● **OBJECTIVE**
Quote the records below in full, exactly as given, with the images taken out.

● **RECORD EXCERPTS**
──────────
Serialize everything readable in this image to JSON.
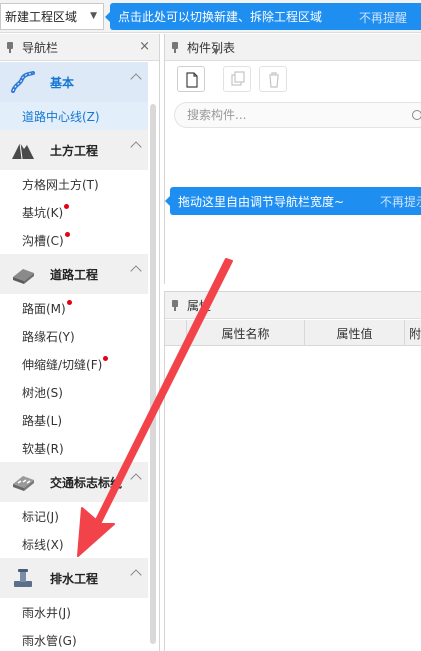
{
  "topbar": {
    "region_select_value": "新建工程区域",
    "tip_text": "点击此处可以切换新建、拆除工程区域",
    "tip_dismiss": "不再提醒"
  },
  "nav": {
    "title": "导航栏",
    "close_glyph": "×",
    "categories": [
      {
        "label": "基本",
        "icon": "road-centerline-icon",
        "items": [
          {
            "label": "道路中心线(Z)"
          }
        ]
      },
      {
        "label": "土方工程",
        "icon": "earthwork-icon",
        "items": [
          {
            "label": "方格网土方(T)"
          },
          {
            "label": "基坑(K)"
          },
          {
            "label": "沟槽(C)"
          }
        ]
      },
      {
        "label": "道路工程",
        "icon": "road-engineering-icon",
        "items": [
          {
            "label": "路面(M)"
          },
          {
            "label": "路缘石(Y)"
          },
          {
            "label": "伸缩缝/切缝(F)"
          },
          {
            "label": "树池(S)"
          },
          {
            "label": "路基(L)"
          },
          {
            "label": "软基(R)"
          }
        ]
      },
      {
        "label": "交通标志标线",
        "icon": "traffic-sign-icon",
        "items": [
          {
            "label": "标记(J)"
          },
          {
            "label": "标线(X)"
          }
        ]
      },
      {
        "label": "排水工程",
        "icon": "drainage-icon",
        "items": [
          {
            "label": "雨水井(J)"
          },
          {
            "label": "雨水管(G)"
          }
        ]
      }
    ]
  },
  "components": {
    "title": "构件列表",
    "search_placeholder": "搜索构件...",
    "drag_tip_text": "拖动这里自由调节导航栏宽度~",
    "drag_tip_dismiss": "不再提示"
  },
  "properties": {
    "title": "属性",
    "columns": {
      "name": "属性名称",
      "value": "属性值",
      "extra": "附"
    }
  },
  "colors": {
    "accent_blue": "#1f8ef1",
    "selected_text": "#1677d2",
    "new_badge_red": "#e50012",
    "annotation_arrow": "#f2434a"
  }
}
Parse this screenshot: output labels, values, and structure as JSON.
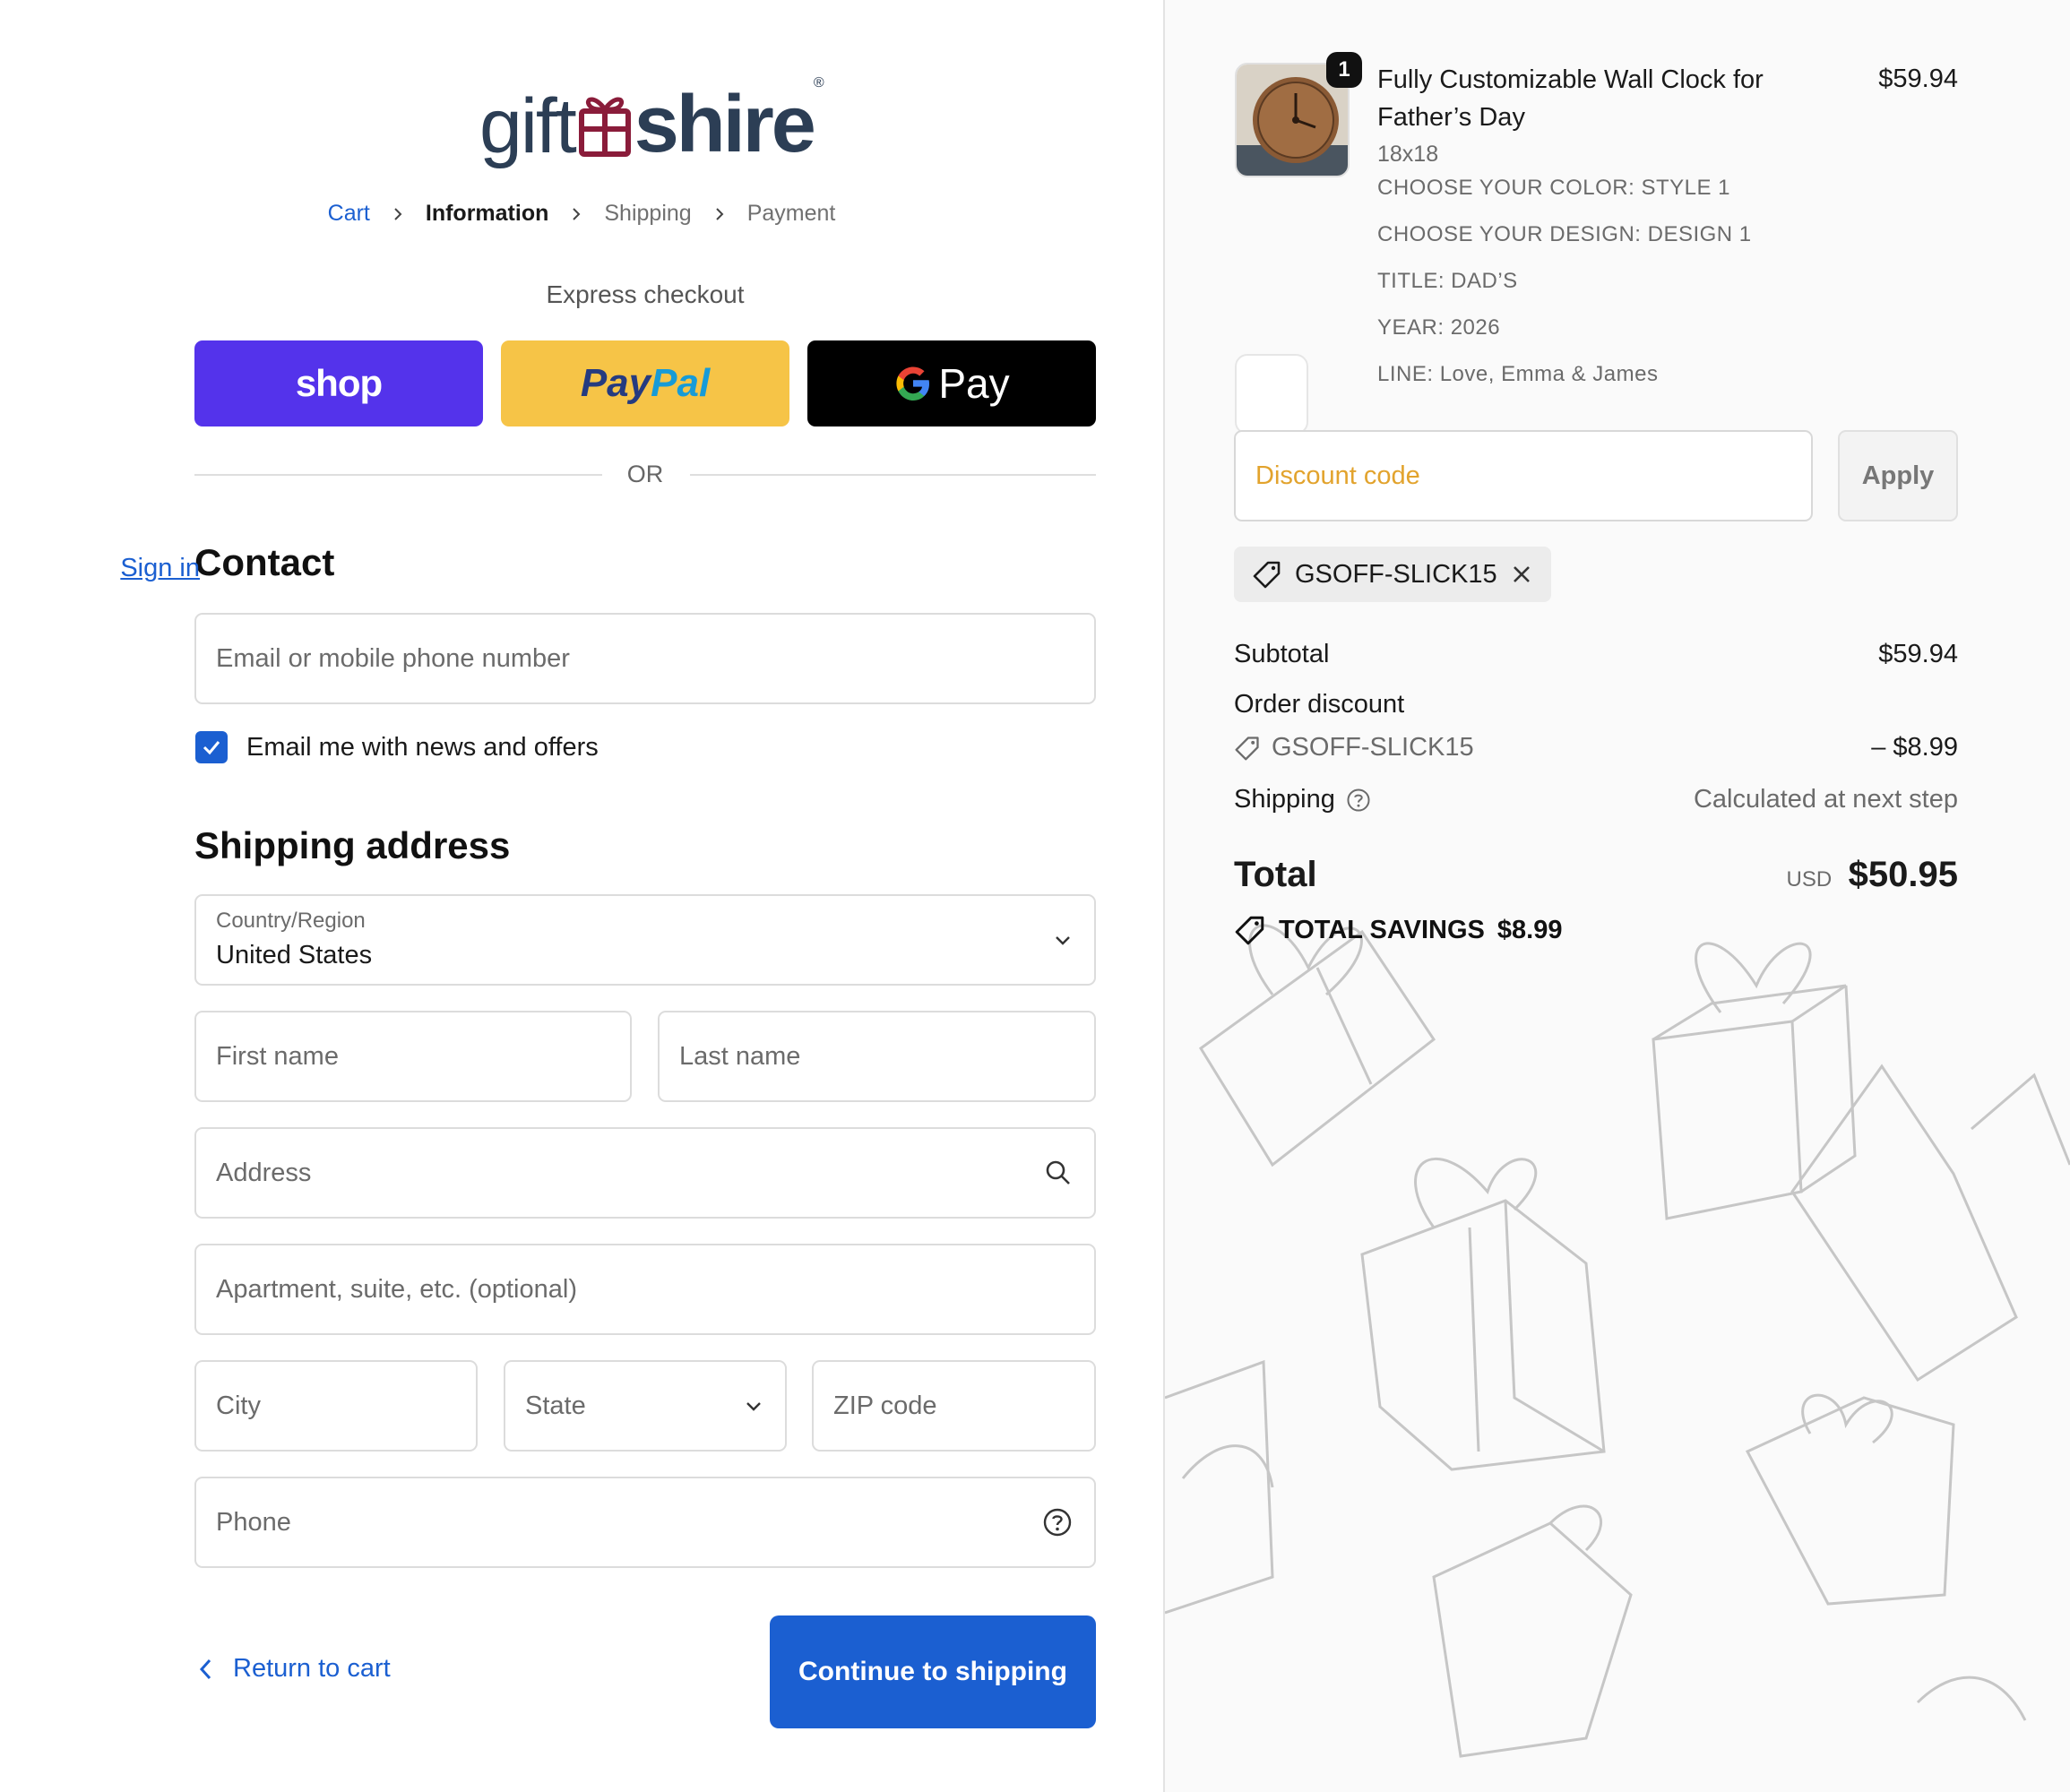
{
  "brand": {
    "logo_left": "gift",
    "logo_right": "shire",
    "registered": "®"
  },
  "breadcrumb": [
    {
      "label": "Cart"
    },
    {
      "label": "Information"
    },
    {
      "label": "Shipping"
    },
    {
      "label": "Payment"
    }
  ],
  "express": {
    "title": "Express checkout",
    "shop_label": "shop",
    "paypal_label_1": "Pay",
    "paypal_label_2": "Pal",
    "gpay_label": "Pay",
    "or_label": "OR"
  },
  "contact": {
    "title": "Contact",
    "signin_label": "Sign in",
    "email_placeholder": "Email or mobile phone number",
    "newsletter_label": "Email me with news and offers",
    "newsletter_checked": true
  },
  "shipping_address": {
    "title": "Shipping address",
    "country_label": "Country/Region",
    "country_value": "United States",
    "first_name_placeholder": "First name",
    "last_name_placeholder": "Last name",
    "address_placeholder": "Address",
    "apartment_placeholder": "Apartment, suite, etc. (optional)",
    "city_placeholder": "City",
    "state_placeholder": "State",
    "zip_placeholder": "ZIP code",
    "phone_placeholder": "Phone"
  },
  "actions": {
    "return_label": "Return to cart",
    "continue_label": "Continue to shipping"
  },
  "order": {
    "item": {
      "quantity": "1",
      "title": "Fully Customizable Wall Clock for Father’s Day",
      "price": "$59.94",
      "variant": "18x18",
      "options": [
        "CHOOSE YOUR COLOR: STYLE 1",
        "CHOOSE YOUR DESIGN: DESIGN 1",
        "TITLE: DAD’S",
        "YEAR: 2026",
        "LINE: Love, Emma & James"
      ]
    },
    "discount_placeholder": "Discount code",
    "apply_label": "Apply",
    "applied_code": "GSOFF-SLICK15",
    "subtotal_label": "Subtotal",
    "subtotal_value": "$59.94",
    "order_discount_label": "Order discount",
    "discount_code_line": "GSOFF-SLICK15",
    "discount_value": "– $8.99",
    "shipping_label": "Shipping",
    "shipping_value": "Calculated at next step",
    "total_label": "Total",
    "currency": "USD",
    "total_value": "$50.95",
    "savings_label": "TOTAL SAVINGS",
    "savings_value": "$8.99"
  },
  "colors": {
    "accent": "#1b5fd1",
    "shop": "#5433eb",
    "paypal": "#f6c447",
    "gpay": "#000000",
    "discount_placeholder": "#e2a32d"
  }
}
──────────
● **CORRECT ANSWER**
Serialize everything readable in this image to JSON.
{
  "topbar": {
    "region_select_value": "新建工程区域",
    "tip_text": "点击此处可以切换新建、拆除工程区域",
    "tip_dismiss": "不再提醒"
  },
  "nav": {
    "title": "导航栏",
    "close_glyph": "×",
    "categories": [
      {
        "label": "基本",
        "icon": "road-centerline-icon",
        "items": [
          {
            "label": "道路中心线(Z)"
          }
        ]
      },
      {
        "label": "土方工程",
        "icon": "earthwork-icon",
        "items": [
          {
            "label": "方格网土方(T)"
          },
          {
            "label": "基坑(K)"
          },
          {
            "label": "沟槽(C)"
          }
        ]
      },
      {
        "label": "道路工程",
        "icon": "road-engineering-icon",
        "items": [
          {
            "label": "路面(M)"
          },
          {
            "label": "路缘石(Y)"
          },
          {
            "label": "伸缩缝/切缝(F)"
          },
          {
            "label": "树池(S)"
          },
          {
            "label": "路基(L)"
          },
          {
            "label": "软基(R)"
          }
        ]
      },
      {
        "label": "交通标志标线",
        "icon": "traffic-sign-icon",
        "items": [
          {
            "label": "标记(J)"
          },
          {
            "label": "标线(X)"
          }
        ]
      },
      {
        "label": "排水工程",
        "icon": "drainage-icon",
        "items": [
          {
            "label": "雨水井(J)"
          },
          {
            "label": "雨水管(G)"
          }
        ]
      }
    ]
  },
  "components": {
    "title": "构件列表",
    "search_placeholder": "搜索构件...",
    "drag_tip_text": "拖动这里自由调节导航栏宽度~",
    "drag_tip_dismiss": "不再提示"
  },
  "properties": {
    "title": "属性",
    "columns": {
      "name": "属性名称",
      "value": "属性值",
      "extra": "附"
    }
  },
  "colors": {
    "accent_blue": "#1f8ef1",
    "selected_text": "#1677d2",
    "new_badge_red": "#e50012",
    "annotation_arrow": "#f2434a"
  }
}
Parse this screenshot: output labels, values, and structure as JSON.
{
  "brand": {
    "logo_left": "gift",
    "logo_right": "shire",
    "registered": "®"
  },
  "breadcrumb": [
    {
      "label": "Cart"
    },
    {
      "label": "Information"
    },
    {
      "label": "Shipping"
    },
    {
      "label": "Payment"
    }
  ],
  "express": {
    "title": "Express checkout",
    "shop_label": "shop",
    "paypal_label_1": "Pay",
    "paypal_label_2": "Pal",
    "gpay_label": "Pay",
    "or_label": "OR"
  },
  "contact": {
    "title": "Contact",
    "signin_label": "Sign in",
    "email_placeholder": "Email or mobile phone number",
    "newsletter_label": "Email me with news and offers",
    "newsletter_checked": true
  },
  "shipping_address": {
    "title": "Shipping address",
    "country_label": "Country/Region",
    "country_value": "United States",
    "first_name_placeholder": "First name",
    "last_name_placeholder": "Last name",
    "address_placeholder": "Address",
    "apartment_placeholder": "Apartment, suite, etc. (optional)",
    "city_placeholder": "City",
    "state_placeholder": "State",
    "zip_placeholder": "ZIP code",
    "phone_placeholder": "Phone"
  },
  "actions": {
    "return_label": "Return to cart",
    "continue_label": "Continue to shipping"
  },
  "order": {
    "item": {
      "quantity": "1",
      "title": "Fully Customizable Wall Clock for Father’s Day",
      "price": "$59.94",
      "variant": "18x18",
      "options": [
        "CHOOSE YOUR COLOR: STYLE 1",
        "CHOOSE YOUR DESIGN: DESIGN 1",
        "TITLE: DAD’S",
        "YEAR: 2026",
        "LINE: Love, Emma & James"
      ]
    },
    "discount_placeholder": "Discount code",
    "apply_label": "Apply",
    "applied_code": "GSOFF-SLICK15",
    "subtotal_label": "Subtotal",
    "subtotal_value": "$59.94",
    "order_discount_label": "Order discount",
    "discount_code_line": "GSOFF-SLICK15",
    "discount_value": "– $8.99",
    "shipping_label": "Shipping",
    "shipping_value": "Calculated at next step",
    "total_label": "Total",
    "currency": "USD",
    "total_value": "$50.95",
    "savings_label": "TOTAL SAVINGS",
    "savings_value": "$8.99"
  },
  "colors": {
    "accent": "#1b5fd1",
    "shop": "#5433eb",
    "paypal": "#f6c447",
    "gpay": "#000000",
    "discount_placeholder": "#e2a32d"
  }
}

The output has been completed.